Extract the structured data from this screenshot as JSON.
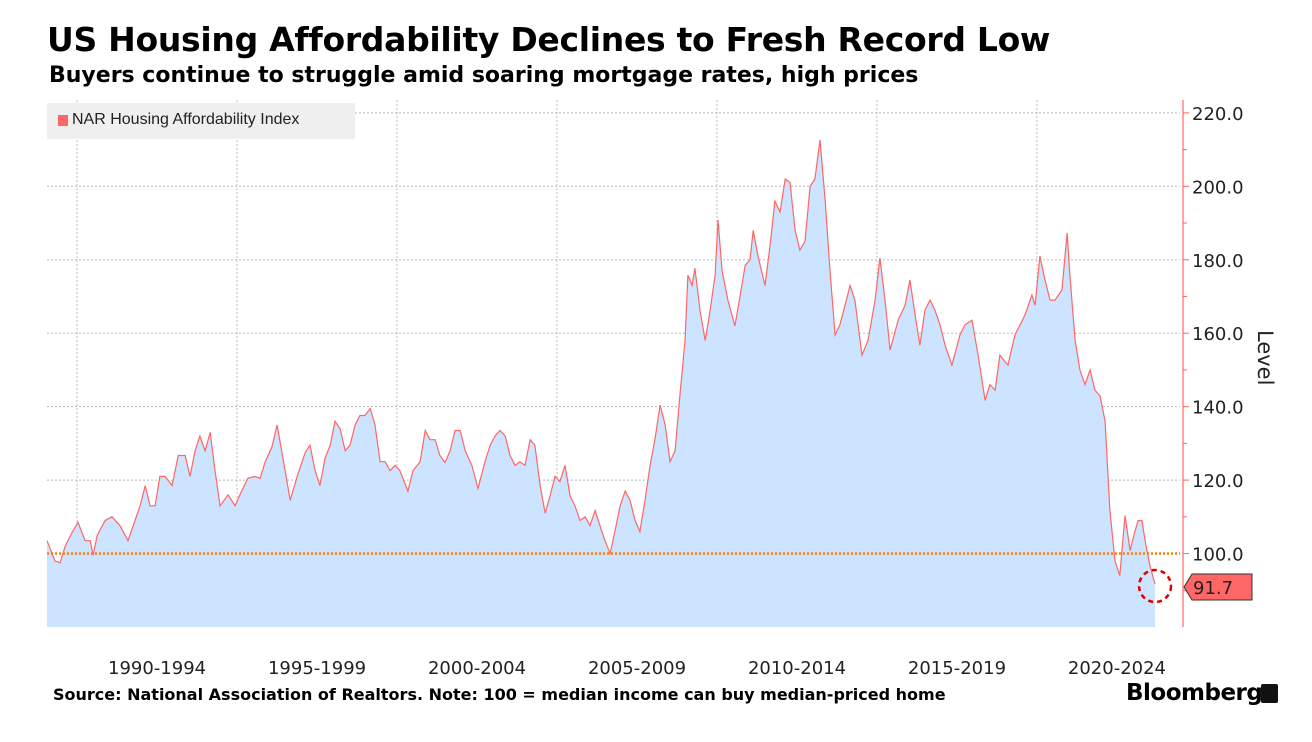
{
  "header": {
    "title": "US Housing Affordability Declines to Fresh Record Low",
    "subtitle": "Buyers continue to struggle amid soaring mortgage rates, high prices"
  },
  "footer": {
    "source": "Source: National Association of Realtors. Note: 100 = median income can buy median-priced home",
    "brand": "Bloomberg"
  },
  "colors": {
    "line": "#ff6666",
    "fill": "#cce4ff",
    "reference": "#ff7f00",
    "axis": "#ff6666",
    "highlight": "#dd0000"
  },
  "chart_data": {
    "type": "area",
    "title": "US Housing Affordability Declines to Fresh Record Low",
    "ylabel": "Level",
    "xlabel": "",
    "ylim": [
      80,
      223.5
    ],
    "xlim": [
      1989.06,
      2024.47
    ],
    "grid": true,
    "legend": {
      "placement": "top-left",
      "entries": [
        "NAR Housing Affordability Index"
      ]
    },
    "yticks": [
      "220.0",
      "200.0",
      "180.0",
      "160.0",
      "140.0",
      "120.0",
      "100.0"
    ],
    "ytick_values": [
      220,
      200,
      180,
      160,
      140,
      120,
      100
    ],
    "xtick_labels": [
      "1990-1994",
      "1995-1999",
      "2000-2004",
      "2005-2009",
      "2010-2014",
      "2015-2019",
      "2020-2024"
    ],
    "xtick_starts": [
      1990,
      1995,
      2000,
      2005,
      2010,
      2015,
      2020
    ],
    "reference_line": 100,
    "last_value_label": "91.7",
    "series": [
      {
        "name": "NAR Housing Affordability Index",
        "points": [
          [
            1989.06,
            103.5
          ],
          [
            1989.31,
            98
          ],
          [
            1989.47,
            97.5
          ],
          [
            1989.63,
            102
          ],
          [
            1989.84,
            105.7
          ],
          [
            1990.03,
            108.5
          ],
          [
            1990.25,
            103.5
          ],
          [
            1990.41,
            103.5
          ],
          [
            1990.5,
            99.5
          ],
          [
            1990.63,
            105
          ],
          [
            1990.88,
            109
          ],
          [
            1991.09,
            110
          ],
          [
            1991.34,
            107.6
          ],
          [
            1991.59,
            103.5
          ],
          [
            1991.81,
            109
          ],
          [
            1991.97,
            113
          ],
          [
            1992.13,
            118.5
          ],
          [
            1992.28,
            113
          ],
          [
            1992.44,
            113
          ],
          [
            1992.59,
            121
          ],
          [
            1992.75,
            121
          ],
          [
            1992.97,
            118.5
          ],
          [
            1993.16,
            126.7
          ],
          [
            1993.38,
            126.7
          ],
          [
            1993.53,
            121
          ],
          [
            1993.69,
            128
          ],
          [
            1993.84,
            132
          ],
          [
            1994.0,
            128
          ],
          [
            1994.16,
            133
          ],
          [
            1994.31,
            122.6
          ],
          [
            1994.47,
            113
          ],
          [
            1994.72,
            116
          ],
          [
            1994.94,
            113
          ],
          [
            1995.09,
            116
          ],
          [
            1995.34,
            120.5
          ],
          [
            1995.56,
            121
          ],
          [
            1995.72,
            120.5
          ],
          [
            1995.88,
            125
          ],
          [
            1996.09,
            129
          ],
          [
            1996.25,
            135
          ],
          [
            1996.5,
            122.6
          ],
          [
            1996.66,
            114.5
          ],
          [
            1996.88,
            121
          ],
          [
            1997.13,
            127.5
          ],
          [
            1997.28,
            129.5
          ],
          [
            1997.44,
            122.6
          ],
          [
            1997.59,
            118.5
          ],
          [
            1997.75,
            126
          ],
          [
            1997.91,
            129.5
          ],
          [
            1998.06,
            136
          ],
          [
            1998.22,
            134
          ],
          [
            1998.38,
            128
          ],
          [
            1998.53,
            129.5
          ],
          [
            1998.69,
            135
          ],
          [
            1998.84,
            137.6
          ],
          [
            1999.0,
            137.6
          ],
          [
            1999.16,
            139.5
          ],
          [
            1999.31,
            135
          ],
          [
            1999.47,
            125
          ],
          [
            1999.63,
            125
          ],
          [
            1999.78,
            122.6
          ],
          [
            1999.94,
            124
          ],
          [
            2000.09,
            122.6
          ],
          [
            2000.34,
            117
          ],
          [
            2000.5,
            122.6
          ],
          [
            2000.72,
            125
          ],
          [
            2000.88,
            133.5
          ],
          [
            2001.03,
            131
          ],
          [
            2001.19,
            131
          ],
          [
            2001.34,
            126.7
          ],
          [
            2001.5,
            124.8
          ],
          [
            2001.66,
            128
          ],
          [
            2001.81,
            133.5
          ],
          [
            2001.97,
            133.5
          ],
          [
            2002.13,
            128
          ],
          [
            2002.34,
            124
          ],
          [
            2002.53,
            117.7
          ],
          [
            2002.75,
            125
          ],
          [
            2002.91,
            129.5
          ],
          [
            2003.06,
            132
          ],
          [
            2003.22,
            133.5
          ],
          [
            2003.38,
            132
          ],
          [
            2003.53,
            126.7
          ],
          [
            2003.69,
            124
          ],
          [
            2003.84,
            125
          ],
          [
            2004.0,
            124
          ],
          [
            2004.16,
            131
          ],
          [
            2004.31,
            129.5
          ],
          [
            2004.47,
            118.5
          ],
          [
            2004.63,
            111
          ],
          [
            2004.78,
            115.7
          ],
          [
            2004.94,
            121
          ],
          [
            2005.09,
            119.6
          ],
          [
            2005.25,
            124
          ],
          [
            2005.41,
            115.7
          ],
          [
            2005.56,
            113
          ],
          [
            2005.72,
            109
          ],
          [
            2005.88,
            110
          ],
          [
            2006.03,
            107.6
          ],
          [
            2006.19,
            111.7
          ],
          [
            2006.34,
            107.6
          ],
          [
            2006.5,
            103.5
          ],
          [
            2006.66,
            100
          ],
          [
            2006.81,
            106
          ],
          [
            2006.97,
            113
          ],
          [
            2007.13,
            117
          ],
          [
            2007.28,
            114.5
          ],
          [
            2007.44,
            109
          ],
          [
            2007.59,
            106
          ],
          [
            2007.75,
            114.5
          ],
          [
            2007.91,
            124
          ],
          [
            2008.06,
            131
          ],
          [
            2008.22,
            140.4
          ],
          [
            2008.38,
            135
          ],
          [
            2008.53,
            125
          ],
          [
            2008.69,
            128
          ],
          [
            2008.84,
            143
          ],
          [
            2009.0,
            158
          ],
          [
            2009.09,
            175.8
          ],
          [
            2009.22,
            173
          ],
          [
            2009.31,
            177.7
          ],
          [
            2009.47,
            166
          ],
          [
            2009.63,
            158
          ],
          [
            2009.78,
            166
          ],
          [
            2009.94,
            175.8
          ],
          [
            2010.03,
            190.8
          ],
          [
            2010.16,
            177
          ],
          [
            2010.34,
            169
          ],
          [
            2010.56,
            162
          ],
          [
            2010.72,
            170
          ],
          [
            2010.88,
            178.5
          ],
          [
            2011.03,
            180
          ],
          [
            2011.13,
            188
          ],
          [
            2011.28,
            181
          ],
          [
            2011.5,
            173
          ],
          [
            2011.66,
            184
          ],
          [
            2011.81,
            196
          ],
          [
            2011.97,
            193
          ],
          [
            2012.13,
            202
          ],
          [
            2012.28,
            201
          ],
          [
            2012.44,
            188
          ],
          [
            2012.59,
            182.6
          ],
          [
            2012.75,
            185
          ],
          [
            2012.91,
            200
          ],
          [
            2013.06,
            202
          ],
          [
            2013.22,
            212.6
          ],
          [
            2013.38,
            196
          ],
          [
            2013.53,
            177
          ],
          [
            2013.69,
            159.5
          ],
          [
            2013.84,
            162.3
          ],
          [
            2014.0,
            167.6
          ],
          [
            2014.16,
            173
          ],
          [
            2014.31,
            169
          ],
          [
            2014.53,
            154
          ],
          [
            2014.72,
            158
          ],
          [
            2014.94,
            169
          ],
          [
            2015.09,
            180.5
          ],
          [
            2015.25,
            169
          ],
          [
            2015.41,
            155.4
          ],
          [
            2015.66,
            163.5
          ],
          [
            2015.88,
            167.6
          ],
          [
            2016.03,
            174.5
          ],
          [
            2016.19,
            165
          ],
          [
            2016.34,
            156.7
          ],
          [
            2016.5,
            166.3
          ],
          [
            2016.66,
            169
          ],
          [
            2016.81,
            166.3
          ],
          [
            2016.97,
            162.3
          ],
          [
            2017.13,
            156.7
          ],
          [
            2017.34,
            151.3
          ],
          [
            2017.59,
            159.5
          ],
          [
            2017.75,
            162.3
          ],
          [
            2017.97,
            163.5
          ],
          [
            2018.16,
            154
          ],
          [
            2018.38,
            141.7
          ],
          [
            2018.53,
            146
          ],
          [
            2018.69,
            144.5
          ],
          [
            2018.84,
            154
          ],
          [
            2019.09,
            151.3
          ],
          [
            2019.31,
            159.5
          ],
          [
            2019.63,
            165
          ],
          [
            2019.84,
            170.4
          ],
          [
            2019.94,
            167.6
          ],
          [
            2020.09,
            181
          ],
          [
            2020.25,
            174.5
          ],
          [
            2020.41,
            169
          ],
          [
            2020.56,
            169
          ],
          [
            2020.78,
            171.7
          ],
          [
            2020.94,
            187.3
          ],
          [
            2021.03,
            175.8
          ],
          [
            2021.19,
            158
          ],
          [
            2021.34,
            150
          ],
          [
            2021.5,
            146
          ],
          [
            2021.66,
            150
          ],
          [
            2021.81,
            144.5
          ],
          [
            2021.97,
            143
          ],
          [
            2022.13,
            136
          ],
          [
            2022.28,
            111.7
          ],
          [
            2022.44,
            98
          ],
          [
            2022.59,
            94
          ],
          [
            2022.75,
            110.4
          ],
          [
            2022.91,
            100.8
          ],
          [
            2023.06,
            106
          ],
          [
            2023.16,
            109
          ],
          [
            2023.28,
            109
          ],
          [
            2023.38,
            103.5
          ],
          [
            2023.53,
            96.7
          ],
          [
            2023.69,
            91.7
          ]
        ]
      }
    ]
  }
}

__________________________________________________

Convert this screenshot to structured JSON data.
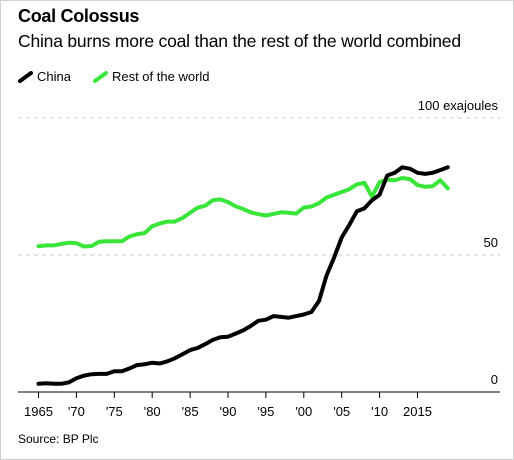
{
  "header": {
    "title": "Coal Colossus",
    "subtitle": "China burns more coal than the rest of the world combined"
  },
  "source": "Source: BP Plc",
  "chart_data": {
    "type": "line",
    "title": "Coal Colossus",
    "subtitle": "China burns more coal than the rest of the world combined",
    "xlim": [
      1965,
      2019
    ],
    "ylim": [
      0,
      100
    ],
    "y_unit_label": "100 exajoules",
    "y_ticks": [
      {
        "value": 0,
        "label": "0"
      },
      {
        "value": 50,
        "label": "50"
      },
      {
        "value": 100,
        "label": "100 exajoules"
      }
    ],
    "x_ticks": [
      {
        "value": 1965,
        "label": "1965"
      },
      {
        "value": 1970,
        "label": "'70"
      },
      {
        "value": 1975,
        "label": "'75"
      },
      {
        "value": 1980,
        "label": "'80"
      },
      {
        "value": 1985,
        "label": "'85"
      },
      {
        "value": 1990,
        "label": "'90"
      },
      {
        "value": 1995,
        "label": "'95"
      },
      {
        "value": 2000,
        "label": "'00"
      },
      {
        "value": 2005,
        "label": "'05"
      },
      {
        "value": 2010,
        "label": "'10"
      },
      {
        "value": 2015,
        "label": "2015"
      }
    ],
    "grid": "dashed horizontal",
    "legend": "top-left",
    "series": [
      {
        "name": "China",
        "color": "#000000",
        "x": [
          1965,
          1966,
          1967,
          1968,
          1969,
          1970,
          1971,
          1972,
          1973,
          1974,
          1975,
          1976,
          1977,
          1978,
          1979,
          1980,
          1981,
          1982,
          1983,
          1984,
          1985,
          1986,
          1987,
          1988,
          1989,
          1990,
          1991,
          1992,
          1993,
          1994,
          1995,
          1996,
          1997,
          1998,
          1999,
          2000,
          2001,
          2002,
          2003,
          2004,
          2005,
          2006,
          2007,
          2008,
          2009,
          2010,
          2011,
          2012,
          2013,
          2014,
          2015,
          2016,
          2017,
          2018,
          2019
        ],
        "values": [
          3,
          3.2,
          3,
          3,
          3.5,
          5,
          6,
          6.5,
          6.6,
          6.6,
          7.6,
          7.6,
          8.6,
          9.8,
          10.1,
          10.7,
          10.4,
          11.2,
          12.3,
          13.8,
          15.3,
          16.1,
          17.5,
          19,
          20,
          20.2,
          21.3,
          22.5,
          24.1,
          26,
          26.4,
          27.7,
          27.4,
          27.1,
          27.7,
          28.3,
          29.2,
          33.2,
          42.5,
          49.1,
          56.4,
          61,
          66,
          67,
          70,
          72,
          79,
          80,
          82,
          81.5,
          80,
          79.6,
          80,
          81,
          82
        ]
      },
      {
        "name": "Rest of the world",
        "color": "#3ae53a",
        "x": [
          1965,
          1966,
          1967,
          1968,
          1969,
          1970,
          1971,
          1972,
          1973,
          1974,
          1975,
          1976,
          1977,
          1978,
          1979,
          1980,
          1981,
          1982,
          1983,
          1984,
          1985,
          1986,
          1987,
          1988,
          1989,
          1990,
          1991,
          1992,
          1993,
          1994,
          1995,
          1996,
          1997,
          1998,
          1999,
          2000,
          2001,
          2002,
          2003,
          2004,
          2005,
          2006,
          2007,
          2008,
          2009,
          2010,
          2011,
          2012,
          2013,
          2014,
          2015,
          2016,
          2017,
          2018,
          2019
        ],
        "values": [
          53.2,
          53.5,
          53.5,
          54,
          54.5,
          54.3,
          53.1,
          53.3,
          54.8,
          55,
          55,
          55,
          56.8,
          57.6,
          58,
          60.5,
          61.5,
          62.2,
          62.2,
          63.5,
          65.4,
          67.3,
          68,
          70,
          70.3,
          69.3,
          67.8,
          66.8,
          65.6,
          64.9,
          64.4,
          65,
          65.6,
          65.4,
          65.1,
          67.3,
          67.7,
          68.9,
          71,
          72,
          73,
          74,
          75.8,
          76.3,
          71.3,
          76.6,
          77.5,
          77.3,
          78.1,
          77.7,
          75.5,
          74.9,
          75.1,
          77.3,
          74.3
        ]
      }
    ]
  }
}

__________________________________________________

In the entries above, identify each line that includes the string "screenshot", then copy it.

FINISHED TASK:
Extract the structured data from this screenshot as JSON.
Convert this screenshot to structured JSON data.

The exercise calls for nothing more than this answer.